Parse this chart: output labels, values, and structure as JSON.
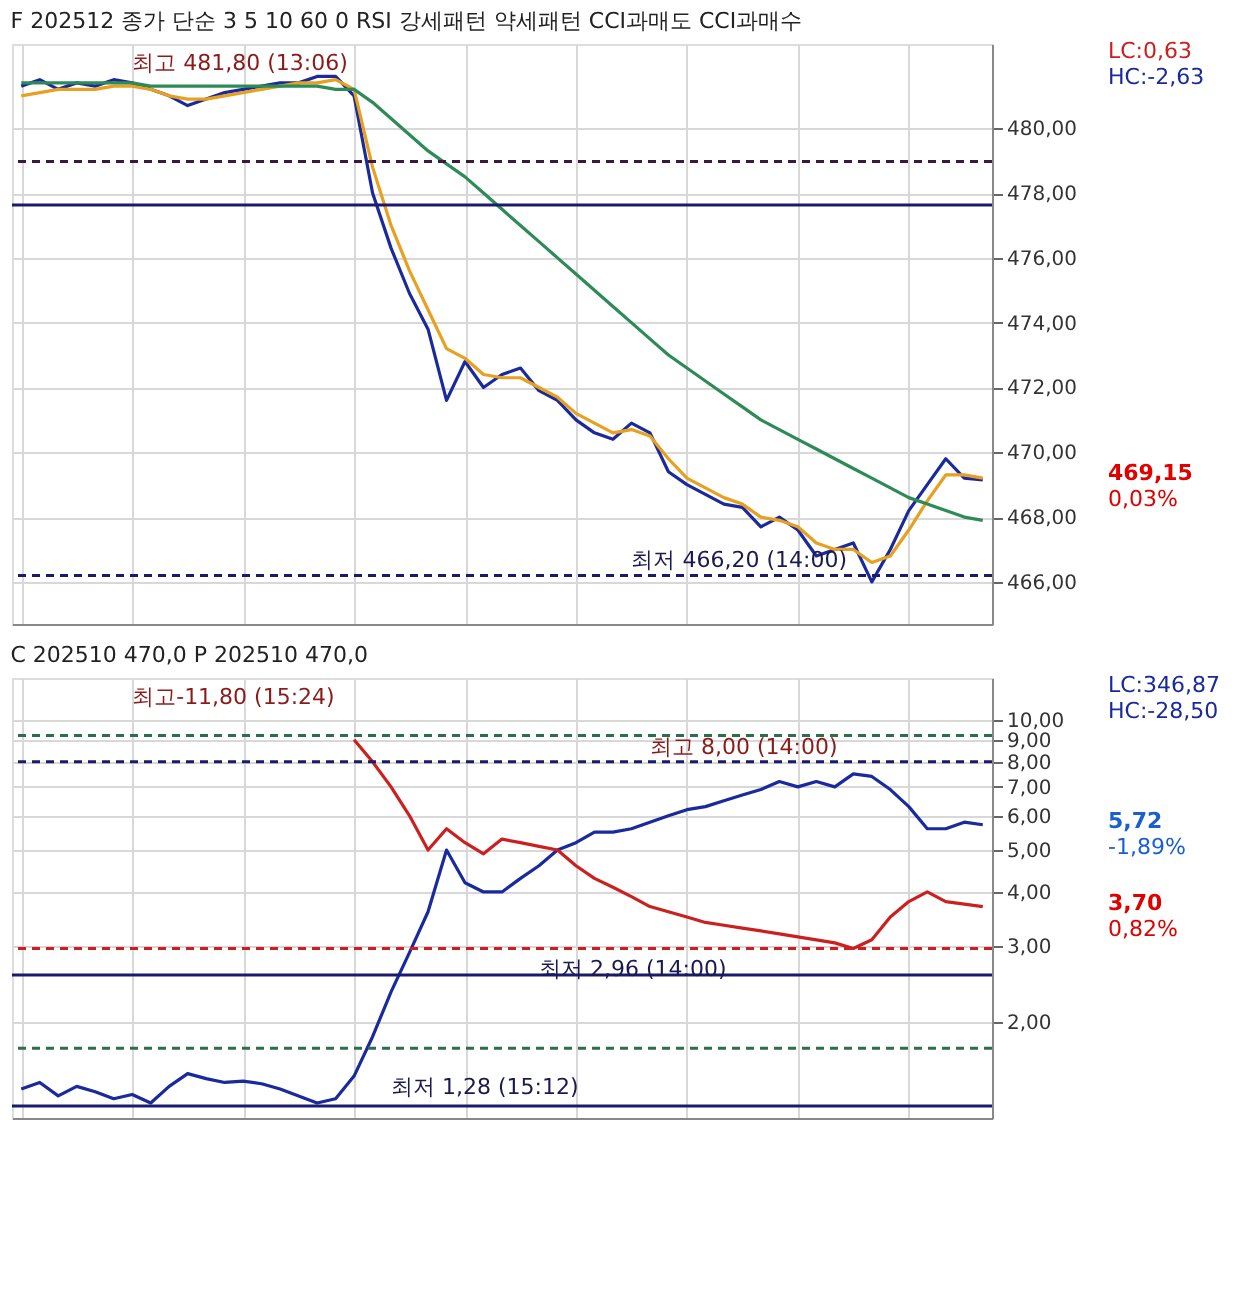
{
  "chart_data": [
    {
      "type": "line",
      "title": "F 202512  종가 단순 3  5  10  60  0  RSI 강세패턴  약세패턴  CCI과매도  CCI과매수",
      "categories": [
        null,
        null,
        null,
        null,
        null,
        null,
        null,
        null,
        null,
        null,
        null,
        null,
        null,
        null,
        null,
        null,
        null,
        null,
        null,
        null,
        null,
        null,
        null,
        null,
        null,
        null,
        null,
        null,
        null,
        null,
        null,
        null,
        null,
        null,
        null,
        null,
        null,
        null,
        null,
        null,
        null,
        null,
        null,
        null,
        null,
        null,
        null,
        null,
        null,
        null,
        null,
        null,
        null
      ],
      "series": [
        {
          "color": "#1a2a9c",
          "values": [
            481.3,
            481.5,
            481.2,
            481.4,
            481.3,
            481.5,
            481.4,
            481.2,
            481.0,
            480.7,
            480.9,
            481.1,
            481.2,
            481.3,
            481.4,
            481.4,
            481.6,
            481.6,
            481.0,
            478.0,
            476.3,
            474.9,
            473.8,
            471.6,
            472.8,
            472.0,
            472.4,
            472.6,
            471.9,
            471.6,
            471.0,
            470.6,
            470.4,
            470.9,
            470.6,
            469.4,
            469.0,
            468.7,
            468.4,
            468.3,
            467.7,
            468.0,
            467.6,
            466.8,
            467.0,
            467.2,
            466.0,
            467.0,
            468.2,
            469.0,
            469.8,
            469.2,
            469.15
          ]
        },
        {
          "color": "#e8a020",
          "values": [
            481.0,
            481.1,
            481.2,
            481.2,
            481.2,
            481.3,
            481.3,
            481.2,
            481.0,
            480.9,
            480.9,
            481.0,
            481.1,
            481.2,
            481.3,
            481.4,
            481.4,
            481.5,
            481.2,
            478.8,
            477.0,
            475.6,
            474.4,
            473.2,
            472.9,
            472.4,
            472.3,
            472.3,
            472.0,
            471.7,
            471.2,
            470.9,
            470.6,
            470.7,
            470.5,
            469.8,
            469.2,
            468.9,
            468.6,
            468.4,
            468.0,
            467.9,
            467.7,
            467.2,
            467.0,
            467.0,
            466.6,
            466.8,
            467.6,
            468.5,
            469.3,
            469.3,
            469.2
          ]
        },
        {
          "color": "#2e8b57",
          "values": [
            481.4,
            481.4,
            481.4,
            481.4,
            481.4,
            481.4,
            481.4,
            481.3,
            481.3,
            481.3,
            481.3,
            481.3,
            481.3,
            481.3,
            481.3,
            481.3,
            481.3,
            481.2,
            481.2,
            480.8,
            480.3,
            479.8,
            479.3,
            478.9,
            478.5,
            478.0,
            477.5,
            477.0,
            476.5,
            476.0,
            475.5,
            475.0,
            474.5,
            474.0,
            473.5,
            473.0,
            472.6,
            472.2,
            471.8,
            471.4,
            471.0,
            470.7,
            470.4,
            470.1,
            469.8,
            469.5,
            469.2,
            468.9,
            468.6,
            468.4,
            468.2,
            468.0,
            467.9
          ]
        }
      ],
      "ylim": [
        464.7,
        482.6
      ],
      "yticks": [
        {
          "value": 466,
          "label": "466,00"
        },
        {
          "value": 468,
          "label": "468,00"
        },
        {
          "value": 470,
          "label": "470,00"
        },
        {
          "value": 472,
          "label": "472,00"
        },
        {
          "value": 474,
          "label": "474,00"
        },
        {
          "value": 476,
          "label": "476,00"
        },
        {
          "value": 478,
          "label": "478,00"
        },
        {
          "value": 480,
          "label": "480,00"
        }
      ],
      "grid": true,
      "tick_labels": "y",
      "ref_lines": [
        {
          "axis": "y",
          "value": 478.97,
          "line_style": "dashed",
          "color": "#3a1a3a"
        },
        {
          "axis": "y",
          "value": 477.63,
          "color": "#1a1a6e"
        },
        {
          "axis": "y",
          "value": 466.2,
          "line_style": "dashed",
          "color": "#1a1a6e"
        }
      ],
      "annotations": [
        "최고 481,80 (13:06)",
        {
          "text": "최저 466,20 (14:00)",
          "y": 466.2
        },
        "469,15",
        "0,03%",
        "LC:0,63",
        "HC:-2,63"
      ]
    },
    {
      "type": "line",
      "title": "C 202510 470,0  P 202510 470,0",
      "categories": [
        null,
        null,
        null,
        null,
        null,
        null,
        null,
        null,
        null,
        null,
        null,
        null,
        null,
        null,
        null,
        null,
        null,
        null,
        null,
        null,
        null,
        null,
        null,
        null,
        null,
        null,
        null,
        null,
        null,
        null,
        null,
        null,
        null,
        null,
        null,
        null,
        null,
        null,
        null,
        null,
        null,
        null,
        null,
        null,
        null,
        null,
        null,
        null,
        null,
        null,
        null,
        null,
        null
      ],
      "series": [
        {
          "color": "#1a2a9c",
          "values": [
            1.4,
            1.45,
            1.35,
            1.42,
            1.38,
            1.33,
            1.36,
            1.3,
            1.42,
            1.52,
            1.48,
            1.45,
            1.46,
            1.44,
            1.4,
            1.35,
            1.3,
            1.33,
            1.5,
            1.85,
            2.35,
            2.9,
            3.6,
            5.0,
            4.2,
            4.0,
            4.0,
            4.3,
            4.6,
            5.0,
            5.2,
            5.5,
            5.5,
            5.6,
            5.8,
            6.0,
            6.2,
            6.3,
            6.5,
            6.7,
            6.9,
            7.2,
            7.0,
            7.2,
            7.0,
            7.5,
            7.4,
            6.9,
            6.3,
            5.6,
            5.6,
            5.8,
            5.72
          ]
        },
        {
          "color": "#cc2020",
          "values": [
            null,
            null,
            null,
            null,
            null,
            null,
            null,
            null,
            null,
            null,
            null,
            null,
            null,
            null,
            null,
            null,
            null,
            null,
            9.0,
            8.0,
            7.0,
            6.0,
            5.0,
            5.6,
            5.2,
            4.9,
            5.3,
            5.2,
            5.1,
            5.0,
            4.6,
            4.3,
            4.1,
            3.9,
            3.7,
            3.6,
            3.5,
            3.4,
            3.35,
            3.3,
            3.25,
            3.2,
            3.15,
            3.1,
            3.05,
            2.96,
            3.1,
            3.5,
            3.8,
            4.0,
            3.8,
            3.75,
            3.7
          ]
        }
      ],
      "log": true,
      "ylim": [
        1.2,
        12.5
      ],
      "yticks": [
        {
          "value": 2,
          "label": "2,00"
        },
        {
          "value": 3,
          "label": "3,00"
        },
        {
          "value": 4,
          "label": "4,00"
        },
        {
          "value": 5,
          "label": "5,00"
        },
        {
          "value": 6,
          "label": "6,00"
        },
        {
          "value": 7,
          "label": "7,00"
        },
        {
          "value": 8,
          "label": "8,00"
        },
        {
          "value": 9,
          "label": "9,00"
        },
        {
          "value": 10,
          "label": "10,00"
        }
      ],
      "grid": true,
      "tick_labels": "y",
      "ref_lines": [
        {
          "axis": "y",
          "value": 9.2,
          "line_style": "dashed",
          "color": "#2e6e4e"
        },
        {
          "axis": "y",
          "value": 8.0,
          "line_style": "dashed",
          "color": "#1a1a6e"
        },
        {
          "axis": "y",
          "value": 2.96,
          "line_style": "dashed",
          "color": "#cc2020"
        },
        {
          "axis": "y",
          "value": 2.57,
          "color": "#1a1a6e"
        },
        {
          "axis": "y",
          "value": 1.74,
          "line_style": "dashed",
          "color": "#2e6e4e"
        },
        {
          "axis": "y",
          "value": 1.28,
          "color": "#1a1a6e"
        }
      ],
      "annotations": [
        "최고-11,80 (15:24)",
        {
          "text": "최고 8,00 (14:00)",
          "y": 8.0
        },
        {
          "text": "최저 2,96 (14:00)",
          "y": 2.96
        },
        "최저 1,28 (15:12)",
        "LC:346,87",
        "HC:-28,50",
        "5,72",
        "-1,89%",
        "3,70",
        "0,82%"
      ]
    }
  ]
}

##############################

* _CHALLENGE_
Check each line of the entries above for the word "text". List the ones that have it.

* _EXERCISE ANSWER_
          "text": "최저 466,20 (14:00)",
          "text": "최고 8,00 (14:00)",
          "text": "최저 2,96 (14:00)",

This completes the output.